Wim Mertens
Casa das Artes, Famalicão
15 Jun 2005
A história diz-nos que é longa a lista de artistas que ao piano maravilharam meio mundo. Uns mais excêntricos, outros mais contidos e reservados. Alguns sozinhos, outros com banda. Muitos usando a voz, outros utilizando somente o piano. As primeiras condições de cada última das três frases anteriores servem na perfeição para que se aponte, em termos gerais, como foi o concerto de Wim Mertens em Famalicão, numa altura em que se celebra os seus 25 anos de carreira. Três anos depois de ter esgotado a Casa das Artes de Famalicão, Wim Mertens, um dos nomes incontornáveis da música contemporânea, voltou ao mesmo local para a mesma sorte de bilheteira. E voltou igualmente a um piano que - diz-se – agrada bastante ao belga, voltou provavelmente a observar algumas das caras que havia observado em 2002, voltou com um disco onde junta a sua execução rápida e quase furiosa ao piano à sua voz ora angelical, ora quase divina: esse disco é Un Respiro, um disco que ameaça fazer parte das listas mais ecléticas de melhores discos de 2005 (ou, geek mode on, quem sabe, das listas de melhores discos do primeiro semestre).

A música de Wim Mertens - é sabido - faz-se das directivas da música minimalista norte-americana, o que fez com que fosse comparado com músicos como Steve Reich ou Michael Nyman. Mas é igualmente sabido que Wim Mertens é mais do que a repetição como processo de construção musical. É invariavelmente emoção, transcendência, metamorfose. A prova disso foi a forma como fez com que as suas composições envergassem novas roupagens e ascendessem a um novo estatuto, a uma dimensão superior. Surgiram então temas redobrados de intensidade, composições mais ou menos aceleradas do que no seu original, mas respeitando sempre os jogos de silêncio, a progressão da intensidade ou os rasgos do momento. Mas o que fica mesmo na memória, em termos puramente técnicos, é a velocidade de execução de Wim Mertens e a perfeição do seu desempenho.

• _Lista de tarefas_
a. Responda, com base na crítica ao concerto de Wim Mertens, às perguntas seguintes.
(i) Em que ano Wim Mertens tinha estado antes na Casa das Artes de Famalicão?
(ii) Qual é o título do disco com que o músico voltou a esse local?
(iii) Com que músicos a sua música foi comparada?
b. Traduza para inglês esta frase da crítica ao concerto de Wim Mertens: "Mas o que fica mesmo na memória, em termos puramente técnicos, é a velocidade de execução de Wim Mertens e a perfeição do seu desempenho."
c. Retome a crítica ao concerto de Wim Mertens em Famalicão a partir do ponto em que ela termina.

• _Material fornecido_
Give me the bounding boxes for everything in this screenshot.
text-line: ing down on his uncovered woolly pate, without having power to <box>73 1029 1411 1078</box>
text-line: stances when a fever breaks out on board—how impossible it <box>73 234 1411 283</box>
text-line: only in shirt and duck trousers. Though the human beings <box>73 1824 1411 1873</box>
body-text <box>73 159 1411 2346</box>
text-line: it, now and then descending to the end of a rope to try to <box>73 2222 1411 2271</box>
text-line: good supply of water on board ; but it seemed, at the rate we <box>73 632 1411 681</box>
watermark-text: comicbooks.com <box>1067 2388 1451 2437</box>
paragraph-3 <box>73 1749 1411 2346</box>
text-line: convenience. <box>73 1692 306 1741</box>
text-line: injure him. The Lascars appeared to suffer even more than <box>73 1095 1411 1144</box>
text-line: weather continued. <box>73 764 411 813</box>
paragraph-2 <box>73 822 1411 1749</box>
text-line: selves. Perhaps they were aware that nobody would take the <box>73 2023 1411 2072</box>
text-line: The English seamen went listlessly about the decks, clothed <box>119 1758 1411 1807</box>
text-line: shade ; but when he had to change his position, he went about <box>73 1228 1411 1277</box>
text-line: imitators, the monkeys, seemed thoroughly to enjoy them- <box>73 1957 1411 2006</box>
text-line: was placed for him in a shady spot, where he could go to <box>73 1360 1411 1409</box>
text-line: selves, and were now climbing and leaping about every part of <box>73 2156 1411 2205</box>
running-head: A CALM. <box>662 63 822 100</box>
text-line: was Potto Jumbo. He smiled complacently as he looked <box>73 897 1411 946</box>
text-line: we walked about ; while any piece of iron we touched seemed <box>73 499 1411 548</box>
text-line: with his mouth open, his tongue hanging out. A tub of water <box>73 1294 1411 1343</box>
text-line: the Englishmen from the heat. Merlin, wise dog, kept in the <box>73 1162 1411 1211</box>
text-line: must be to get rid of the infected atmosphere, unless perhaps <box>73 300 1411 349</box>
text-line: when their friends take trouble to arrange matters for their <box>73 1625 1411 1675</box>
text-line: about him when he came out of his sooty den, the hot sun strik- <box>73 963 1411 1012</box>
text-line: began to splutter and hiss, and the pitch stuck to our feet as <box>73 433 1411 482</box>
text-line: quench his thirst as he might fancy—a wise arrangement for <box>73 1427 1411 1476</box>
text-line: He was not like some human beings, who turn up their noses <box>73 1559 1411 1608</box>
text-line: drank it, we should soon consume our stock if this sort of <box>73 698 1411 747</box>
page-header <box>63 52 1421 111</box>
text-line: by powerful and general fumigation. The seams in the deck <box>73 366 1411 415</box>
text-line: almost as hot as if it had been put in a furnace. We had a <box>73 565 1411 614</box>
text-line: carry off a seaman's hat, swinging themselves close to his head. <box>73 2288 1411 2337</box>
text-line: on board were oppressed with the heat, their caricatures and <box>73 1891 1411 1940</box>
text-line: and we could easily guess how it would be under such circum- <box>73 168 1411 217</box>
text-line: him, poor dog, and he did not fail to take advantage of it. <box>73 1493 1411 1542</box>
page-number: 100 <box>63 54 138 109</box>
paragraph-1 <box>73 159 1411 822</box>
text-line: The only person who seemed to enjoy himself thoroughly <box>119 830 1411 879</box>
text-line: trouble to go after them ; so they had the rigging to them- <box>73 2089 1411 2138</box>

• _Respostas finais_
a.
(i) Em 2002.
(ii) Un Respiro.
(iii) Com Steve Reich e Michael Nyman.

b. But what truly stays in the memory, in purely technical terms, is Wim Mertens's speed of execution and the perfection of his performance.

c.
Contudo, há mais na sua música do que essa sua interpretação, digamos, irrepreensível. Há como que um desfilar de sensações à flor da pele, o toque de maresia, um constante atravessar de ar rarefeito, uma paisagem de nevoeiro e demais cenários idílicos, como se a transcendência estivesse a um passo de distância.

Wim Mertens não é homem para falar muito. É, pelo contrário, homem para ficar o concerto todo sem dirigir uma única palavra ao público e foi precisamente aquilo que fez em Famalicão. Entre a apresentação das suas composições, quando não está a tocar, Wim Mertens passeia-se pelo palco, vem até à frente do palco agradecer ao seu público, caminha em volta do seu piano. Quando termina uma composição mais intensa, salta do banco do seu piano como se este tivesse picos e estende os braços no ar. O encore, longo, foi como que um mini best of doseado calmamente para que às canções se pudessem juntar as ovações de uma plateia que, em pé, reconheceu – e por várias vezes – o carinho que nutre por Wim Mertens. Carinho que, pelos vistos, é recíproco.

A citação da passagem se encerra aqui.